:: Arbeitsauftrag ::
Führe die Forumsdiskussion über den UMTS-Empfang im Anschluss an ihre letzte Zeile fort.

:: Textauszug ::

# UMTS Empfang verbessern ???



## bigguelk (12. Dezember 2009)

Hi Leutz !
Ich hab ein den E161 Huawei Stick von Vodafone und hab immer 3 Striche Empfang, aber irgendwie sind die Downloadraten nicht Konstant wenn ich bei Chip.de was lade hab ich wenns hoch kommt 350kb sek und dann mal wieder nur 39 bis 50 bei gleichem Empfang  
Ich wollte wissen (weil dat mit UMTS ja so ne sache is) ob sich das mit einer Richtantenne verbessern lässt oder ob ich da mein Geld gleich verbrennen kann ?
Und weeß vieleicht jemand wie man diesen doofen 5GB Begrenzung umgehen kann ? macht mich stocksauer zahl 30 Oken und kann nich ubegrenzt Laden


----------



## midnight (12. Dezember 2009)

Die 5gb-begrenzung wirst du nicht umgehen können - ich denke nicht, dass du auf die Systeme von VF Zugriff hast (= Eine Richtantenne wird dir auch einigermaßen wenig bringen, wo willst du die denn hinrichten? Eine Antenne könnte aber an sich den Empfang schon erhöhen. Aber wenn die Empfangsstärke nicht sinkt tippe ich mal, dass einfach das Netz ausgelastet ist, so dass für dich nurnoch 50k bleiben.

so far


----------



## rebel4life (12. Dezember 2009)

Antenne, aber ich vermute mal, dass der Mast ausgelastet ist.


----------



## bigguelk (12. Dezember 2009)

Dann erstmal Danke für die Antworten ich werd wohl auf LTE warten müssen


----------



## razerkiller75 (12. Dezember 2009)

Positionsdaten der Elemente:
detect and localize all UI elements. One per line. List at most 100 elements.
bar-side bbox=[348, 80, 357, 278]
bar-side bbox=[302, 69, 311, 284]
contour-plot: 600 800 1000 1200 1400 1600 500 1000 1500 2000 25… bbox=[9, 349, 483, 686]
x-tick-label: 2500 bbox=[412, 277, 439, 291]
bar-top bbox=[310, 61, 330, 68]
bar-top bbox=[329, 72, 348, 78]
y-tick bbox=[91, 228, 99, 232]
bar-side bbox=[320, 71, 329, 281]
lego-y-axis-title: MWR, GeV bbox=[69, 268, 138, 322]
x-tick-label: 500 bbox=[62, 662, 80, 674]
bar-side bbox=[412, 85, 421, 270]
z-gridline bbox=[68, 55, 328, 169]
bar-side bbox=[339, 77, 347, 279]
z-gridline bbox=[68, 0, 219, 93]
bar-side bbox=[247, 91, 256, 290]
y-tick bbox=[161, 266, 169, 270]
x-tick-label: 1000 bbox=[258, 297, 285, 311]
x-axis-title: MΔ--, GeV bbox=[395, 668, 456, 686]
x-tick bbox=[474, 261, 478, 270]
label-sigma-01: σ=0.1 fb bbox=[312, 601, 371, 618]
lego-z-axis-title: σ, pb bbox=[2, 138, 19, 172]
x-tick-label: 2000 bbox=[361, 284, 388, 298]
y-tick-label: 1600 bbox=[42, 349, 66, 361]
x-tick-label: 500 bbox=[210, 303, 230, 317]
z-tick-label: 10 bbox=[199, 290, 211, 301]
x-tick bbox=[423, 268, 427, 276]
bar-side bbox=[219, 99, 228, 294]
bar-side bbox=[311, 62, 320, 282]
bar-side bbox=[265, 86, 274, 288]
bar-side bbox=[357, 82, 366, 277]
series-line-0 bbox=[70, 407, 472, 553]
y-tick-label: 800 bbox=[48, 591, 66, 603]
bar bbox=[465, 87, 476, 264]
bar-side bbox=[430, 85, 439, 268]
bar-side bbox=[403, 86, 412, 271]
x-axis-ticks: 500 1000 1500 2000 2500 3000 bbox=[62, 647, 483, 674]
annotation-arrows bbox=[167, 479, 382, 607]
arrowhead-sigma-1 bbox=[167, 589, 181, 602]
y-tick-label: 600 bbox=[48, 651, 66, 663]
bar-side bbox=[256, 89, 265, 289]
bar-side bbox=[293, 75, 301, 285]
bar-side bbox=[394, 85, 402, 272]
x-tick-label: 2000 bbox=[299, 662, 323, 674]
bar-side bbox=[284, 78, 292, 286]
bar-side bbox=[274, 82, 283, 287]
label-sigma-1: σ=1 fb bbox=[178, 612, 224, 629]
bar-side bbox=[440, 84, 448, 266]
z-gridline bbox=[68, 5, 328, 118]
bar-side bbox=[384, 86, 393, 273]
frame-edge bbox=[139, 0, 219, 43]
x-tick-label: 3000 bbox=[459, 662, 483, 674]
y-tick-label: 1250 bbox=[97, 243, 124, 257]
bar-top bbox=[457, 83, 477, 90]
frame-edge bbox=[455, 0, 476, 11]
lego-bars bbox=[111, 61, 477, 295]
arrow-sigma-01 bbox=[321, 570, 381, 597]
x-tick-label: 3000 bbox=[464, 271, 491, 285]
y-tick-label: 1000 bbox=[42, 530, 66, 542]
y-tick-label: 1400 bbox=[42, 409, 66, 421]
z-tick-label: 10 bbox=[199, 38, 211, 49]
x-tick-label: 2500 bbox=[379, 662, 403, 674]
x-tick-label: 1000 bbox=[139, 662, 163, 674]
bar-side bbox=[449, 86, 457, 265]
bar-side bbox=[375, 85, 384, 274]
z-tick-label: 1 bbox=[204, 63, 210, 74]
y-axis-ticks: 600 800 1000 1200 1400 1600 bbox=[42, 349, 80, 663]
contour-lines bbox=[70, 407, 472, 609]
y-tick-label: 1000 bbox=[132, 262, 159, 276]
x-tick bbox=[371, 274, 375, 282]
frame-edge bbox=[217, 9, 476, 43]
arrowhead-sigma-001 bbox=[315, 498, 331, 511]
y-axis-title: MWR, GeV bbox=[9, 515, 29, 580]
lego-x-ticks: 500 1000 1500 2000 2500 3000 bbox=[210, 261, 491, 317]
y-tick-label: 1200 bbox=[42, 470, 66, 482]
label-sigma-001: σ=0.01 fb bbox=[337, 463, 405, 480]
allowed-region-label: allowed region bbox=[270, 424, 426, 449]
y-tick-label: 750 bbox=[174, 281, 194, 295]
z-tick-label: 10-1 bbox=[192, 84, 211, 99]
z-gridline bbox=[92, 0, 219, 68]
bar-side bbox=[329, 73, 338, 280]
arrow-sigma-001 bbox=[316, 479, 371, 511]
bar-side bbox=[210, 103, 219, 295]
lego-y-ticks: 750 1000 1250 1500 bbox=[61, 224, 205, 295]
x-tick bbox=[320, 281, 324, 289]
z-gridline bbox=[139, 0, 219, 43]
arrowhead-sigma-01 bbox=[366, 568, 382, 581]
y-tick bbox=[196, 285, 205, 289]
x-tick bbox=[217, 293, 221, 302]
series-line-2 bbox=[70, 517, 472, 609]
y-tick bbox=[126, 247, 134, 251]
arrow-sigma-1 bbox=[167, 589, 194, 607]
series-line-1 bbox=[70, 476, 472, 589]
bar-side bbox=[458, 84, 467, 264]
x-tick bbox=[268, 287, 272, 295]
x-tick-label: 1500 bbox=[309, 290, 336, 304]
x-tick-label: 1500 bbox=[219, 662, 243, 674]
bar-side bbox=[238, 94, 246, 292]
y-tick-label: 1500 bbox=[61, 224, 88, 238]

:: Ergebnis ::
also ich habe auch noch eiene alten vertrah von t mobile und kann 10gb downloaden, allerdings soll man, wenn man mehr als 10 gb lädt gedrosselt werden. hab ich auch schon gehabt aber es hatte keine drosslung zur folge.


----------



## amdintel (14. Dezember 2009)

wer weiß heute schon ob nicht vielleicht bei 
 LTE  auch gegosselt wird  und was  LTE  überhaupt kostet  und ob es überhaupt überall verfügbar ist?


----------



## bigguelk (14. Dezember 2009)

Ich bin bei Vodafone und die wollen als erster ihre ganzen Umts masten damit aufrüsten


----------



## AchtBit (27. Dezember 2009)

Hol dir ne o2 prepaid Sim. Ich verwende nur die DayFlat. Da hast 1gig zur Verfügung bevor du ausgebremst wirst. Ich war schon drüber und würde nicht gebremst. Ich muss sagen die DL Geschwindigkeit ist top. Eigentlich konstante 3Mbit. UL hapert manchmal. Sonst gibts nix zu beanstanden.

HW: 4g xsSurfStick w14(HSUPA) Mediamarkt 70Euro mit 4gig MicroSD Card.

Das Funkmodem ist top(gleicher Empfang wie Handy). Dagegen kannst die Dinger von O2 in die Tonne treten.


----------



## bigguelk (27. Dezember 2009)

Ich glaub nich das O2 hier HSDPA anbietet


----------



## rebel4life (27. Dezember 2009)

Vodafone und Tmobile haben das beste Netz, o2 geht noch, Eplus ist für die Tonne.


----------



## amdintel (27. Dezember 2009)

AchtBit schrieb:


> Hol dir ne o2 prepaid Sim. Ich verwende nur die DayFlat. Da hast 1gig zur Verfügung bevor du ausgebremst wirst. Ich war schon drüber und würde nicht gebremst. Ich muss sagen die DL Geschwindigkeit ist top. Eigentlich konstante 3Mbit. UL hapert manchmal. Sonst gibts nix zu beanstanden.
> 
> HW: 4g xsSurfStick w14(HSUPA) Mediamarkt 70Euro mit 4gig MicroSD Card.
> 
> Das Funkmodem ist top(gleicher Empfang wie Handy). Dagegen kannst die Dinger von O2 in die Tonne treten.


 hat das Ding denn einen Antennen Anschluss ?
wenn nein kanste das in die Tone und da sind die von O2 z.t dann besser . nicht überall in der Wohnung hat man guten Empfang


----------



## AchtBit (29. Dezember 2009)

amdintel schrieb:


> hat das Ding denn einen Antennen Anschluss ?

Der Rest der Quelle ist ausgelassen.